** PROBLEM TO WORK ON **
Reproduce the listing exactly, with no pictures in your copy.

--- begin PROVIDED RECORDS ---

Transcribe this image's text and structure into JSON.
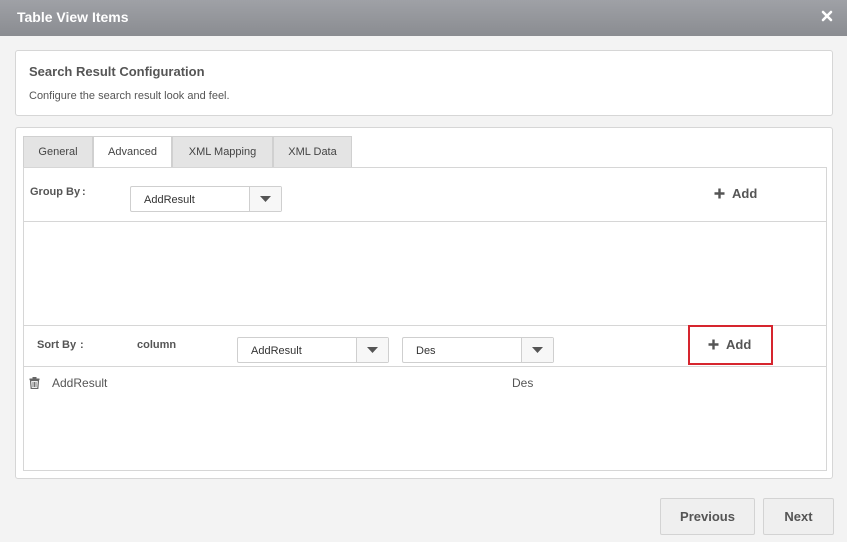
{
  "dialog": {
    "title": "Table View Items",
    "close_icon": "close-icon"
  },
  "header": {
    "title": "Search Result Configuration",
    "description": "Configure the search result look and feel."
  },
  "tabs": [
    {
      "label": "General",
      "active": false
    },
    {
      "label": "Advanced",
      "active": true
    },
    {
      "label": "XML Mapping",
      "active": false
    },
    {
      "label": "XML Data",
      "active": false
    }
  ],
  "group_by": {
    "label": "Group By",
    "colon": ":",
    "select_value": "AddResult",
    "add_label": "Add"
  },
  "sort_by": {
    "label": "Sort By",
    "colon": ":",
    "column_label": "column",
    "column_select_value": "AddResult",
    "order_select_value": "Des",
    "add_label": "Add"
  },
  "sort_rows": [
    {
      "column": "AddResult",
      "order": "Des"
    }
  ],
  "footer": {
    "previous_label": "Previous",
    "next_label": "Next"
  },
  "colors": {
    "title_bar": "#8f9196",
    "highlight": "#d6252e",
    "panel_border": "#d6d6d6"
  }
}
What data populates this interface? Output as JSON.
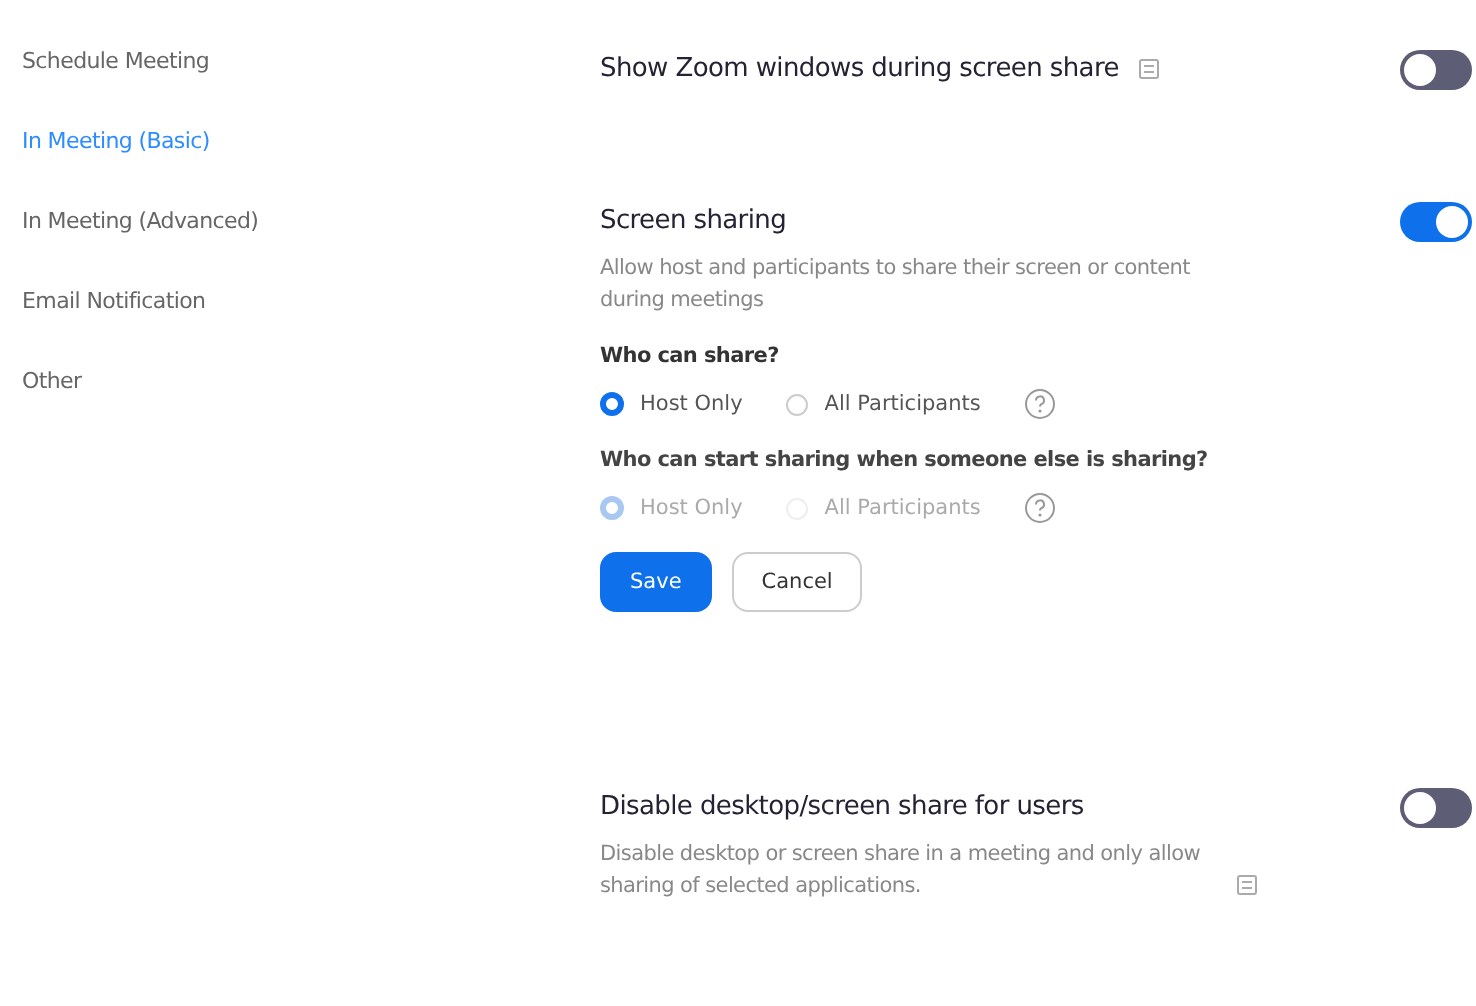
{
  "sidebar": {
    "items": [
      {
        "label": "Schedule Meeting",
        "selected": false
      },
      {
        "label": "In Meeting (Basic)",
        "selected": true
      },
      {
        "label": "In Meeting (Advanced)",
        "selected": false
      },
      {
        "label": "Email Notification",
        "selected": false
      },
      {
        "label": "Other",
        "selected": false
      }
    ]
  },
  "settings": [
    {
      "title": "Show Zoom windows during screen share",
      "info": true,
      "on": false
    },
    {
      "title": "Screen sharing",
      "description": "Allow host and participants to share their screen or content during meetings",
      "on": true,
      "groups": [
        {
          "question": "Who can share?",
          "disabled": false,
          "options": [
            {
              "label": "Host Only",
              "selected": true
            },
            {
              "label": "All Participants",
              "selected": false
            }
          ]
        },
        {
          "question": "Who can start sharing when someone else is sharing?",
          "disabled": true,
          "options": [
            {
              "label": "Host Only",
              "selected": true
            },
            {
              "label": "All Participants",
              "selected": false
            }
          ]
        }
      ],
      "buttons": [
        {
          "label": "Save",
          "kind": "primary"
        },
        {
          "label": "Cancel",
          "kind": "secondary"
        }
      ]
    },
    {
      "title": "Disable desktop/screen share for users",
      "description": "Disable desktop or screen share in a meeting and only allow sharing of selected applications.",
      "description_info": true,
      "on": false
    }
  ]
}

--- end PROVIDED RECORDS ---

** SOLUTION BELOW **
Transcribe this image's text and structure into JSON.
{
  "dialog": {
    "title": "Table View Items",
    "close_icon": "close-icon"
  },
  "header": {
    "title": "Search Result Configuration",
    "description": "Configure the search result look and feel."
  },
  "tabs": [
    {
      "label": "General",
      "active": false
    },
    {
      "label": "Advanced",
      "active": true
    },
    {
      "label": "XML Mapping",
      "active": false
    },
    {
      "label": "XML Data",
      "active": false
    }
  ],
  "group_by": {
    "label": "Group By",
    "colon": ":",
    "select_value": "AddResult",
    "add_label": "Add"
  },
  "sort_by": {
    "label": "Sort By",
    "colon": ":",
    "column_label": "column",
    "column_select_value": "AddResult",
    "order_select_value": "Des",
    "add_label": "Add"
  },
  "sort_rows": [
    {
      "column": "AddResult",
      "order": "Des"
    }
  ],
  "footer": {
    "previous_label": "Previous",
    "next_label": "Next"
  },
  "colors": {
    "title_bar": "#8f9196",
    "highlight": "#d6252e",
    "panel_border": "#d6d6d6"
  }
}
What data populates this interface? Output as JSON.
{
  "sidebar": {
    "items": [
      {
        "label": "Schedule Meeting",
        "selected": false
      },
      {
        "label": "In Meeting (Basic)",
        "selected": true
      },
      {
        "label": "In Meeting (Advanced)",
        "selected": false
      },
      {
        "label": "Email Notification",
        "selected": false
      },
      {
        "label": "Other",
        "selected": false
      }
    ]
  },
  "settings": [
    {
      "title": "Show Zoom windows during screen share",
      "info": true,
      "on": false
    },
    {
      "title": "Screen sharing",
      "description": "Allow host and participants to share their screen or content during meetings",
      "on": true,
      "groups": [
        {
          "question": "Who can share?",
          "disabled": false,
          "options": [
            {
              "label": "Host Only",
              "selected": true
            },
            {
              "label": "All Participants",
              "selected": false
            }
          ]
        },
        {
          "question": "Who can start sharing when someone else is sharing?",
          "disabled": true,
          "options": [
            {
              "label": "Host Only",
              "selected": true
            },
            {
              "label": "All Participants",
              "selected": false
            }
          ]
        }
      ],
      "buttons": [
        {
          "label": "Save",
          "kind": "primary"
        },
        {
          "label": "Cancel",
          "kind": "secondary"
        }
      ]
    },
    {
      "title": "Disable desktop/screen share for users",
      "description": "Disable desktop or screen share in a meeting and only allow sharing of selected applications.",
      "description_info": true,
      "on": false
    }
  ]
}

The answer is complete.